--- WHAT IS ASKED ---
1. From the forum thread comparing Lyft and Uber, reproduce word for word the part that opens with the words containing "## elelegido (Sep" and closes with "they are scumbags.".
2. Pick up the forum thread comparing Lyft and Uber where it stops and continue it.

--- PASSAGE SHOWN ---
* begin *
# Lyft must be destroyed



## Lyftworsethanuber (Jun 30, 2017)

Lyft has gained an incredible amount on completely undeserved praise in Ubers recent slip ups. 

They chose to do nothing to actually improve conditions for drivers and instead donate millions to charities like ACLU

They are worse and way more dangerous than uber


----------



## JJS (Jan 5, 2016)

Little brother and big brother. Little brother slinks by and big brother takes the hit. Lyft is definitely worse. Shady business practices they incorporate pale in comparison to Uber.


----------



## Jamesp1234 (Sep 10, 2016)

Funny...

How is your tipping going with Uber outside of the app? When tipping is added to Uber, your going to tell the pax to not tip you like the Uber advertisements say, correct?

Doing UberEats yet?


----------



## DeplorableDonald (Feb 16, 2017)

Lyft is Uber in a pink tutu™


----------



## elelegido (Sep 24, 2014)

Jamesp1234 said:


> Funny...
> 
> How is your tipping going with Uber outside of the app? When tipping is added to Uber, your going to tell the pax to not tip you like the Uber advertisements say, correct?
> 
> Doing UberEats yet?


Lyft owes still its drivers millions in unpaid fares. And Uber has its previous lies about tipping etc. It's hard to say which of the two companies is worse, but Lyft is definitely just as full of scumbags as Uber; it's just they have the good sense not to publicise the fact they are scumbags.


----------



## Cynergie (Apr 10, 2017)
* end *
--- DATA LISTING ---
* begin *
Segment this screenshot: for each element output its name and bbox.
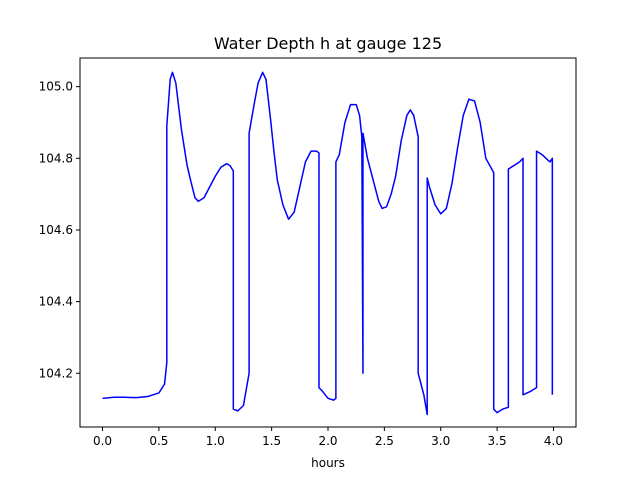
x-tick-label: 3.0 <box>431 434 450 448</box>
x-tick-label: 0.0 <box>93 434 112 448</box>
x-tick-label: 2.0 <box>318 434 337 448</box>
x-tick-label: 1.5 <box>262 434 281 448</box>
axes-frame <box>79 57 577 428</box>
x-tick-label: 1.0 <box>206 434 225 448</box>
y-tick-label: 105.0 <box>39 80 73 94</box>
x-tick-label: 3.5 <box>488 434 507 448</box>
plot-area <box>102 71 554 416</box>
y-tick-label: 104.8 <box>39 151 73 165</box>
series-line-0 <box>102 71 554 416</box>
y-tick-label: 104.4 <box>39 295 73 309</box>
x-axis: 0.0 0.5 1.0 1.5 2.0 2.5 3.0 3.5 4.0 <box>93 427 563 448</box>
y-tick-label: 104.6 <box>39 223 73 237</box>
y-tick-label: 104.2 <box>39 366 73 380</box>
x-tick-label: 4.0 <box>544 434 563 448</box>
x-tick-label: 0.5 <box>149 434 168 448</box>
chart-title: Water Depth h at gauge 125 <box>214 34 442 53</box>
y-axis: 104.2 104.4 104.6 104.8 105.0 <box>39 80 80 380</box>
x-axis-label: hours <box>311 456 345 470</box>
x-tick-label: 2.5 <box>375 434 394 448</box>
* end *
--- ANSWER LIST ---
1.
## elelegido (Sep 24, 2014)

Jamesp1234 said:


> Funny...
> 
> How is your tipping going with Uber outside of the app? When tipping is added to Uber, your going to tell the pax to not tip you like the Uber advertisements say, correct?
> 
> Doing UberEats yet?


Lyft owes still its drivers millions in unpaid fares. And Uber has its previous lies about tipping etc. It's hard to say which of the two companies is worse, but Lyft is definitely just as full of scumbags as Uber; it's just they have the good sense not to publicise the fact they are scumbags.

2.
JJS said:


> Little brother and big brother. Little brother slinks by and big brother takes the hit. Lyft is definitely worse. Shady business practices they incorporate pale in comparison to Uber.


This is because the better boyfriend 
hasn't been consistently sued the way their older frat boy sibling has. Because if they were, our sunny, well mannered, golden haired child would consistently be in the spotlight. Which would force them to clean some skeletons from their closet the way Uber has been made to.

I hope the city SF succeeds in forcing Lyft to publish their company employee labor stats like gender ratios, how many IC drivers operating in city, how many traffic violations/tickets etc. Lyft has been covering up. I'm willing to bet a full day of pay Lyft is far worse than Uber in the degree of organizational dysfunction IE sexual discrimination, cheating ICs etc. Since they've never been audited or scrutinized with the degree of bad PR the way Uber has.


----------



## Chauffeur_James (Dec 12, 2014)

Jamesp1234 said:


> Funny...
> 
> How is your tipping going with Uber outside of the app? When tipping is added to Uber, your going to tell the pax to not tip you like the Uber advertisements say, correct?
> 
> Doing UberEats yet?


I get WAY more tips from my Uber pax than I've ever gotten from Lyft. I was actually hopeful they wouldn't add the option but they are


----------



## Drivincrazy (Feb 14, 2016)

In LV, it is way more on Lyft than Uber; about 4 to 1.


----------



## Trafficat (Dec 19, 2016)

Cynergie said:


> I'm willing to bet a full day of pay Lyft is far worse than Uber in the degree of organizational dysfunction IE sexual discrimination


Impossible! They have a pink logo!


----------



## Chauffeur_James (Dec 12, 2014)

Trafficat said:


> Impossible! They have a pink logo!


Remember that used to be a pink mustache. I mean come on! A mustache ride?!?! Lolol


----------



## DavidHill76 (Apr 20, 2017)

I mustache you a question


----------



## DexNex (Apr 18, 2015)

Lyftworsethanuber said:


> Lyft has gained an incredible amount on completely undeserved praise in Ubers recent slip ups.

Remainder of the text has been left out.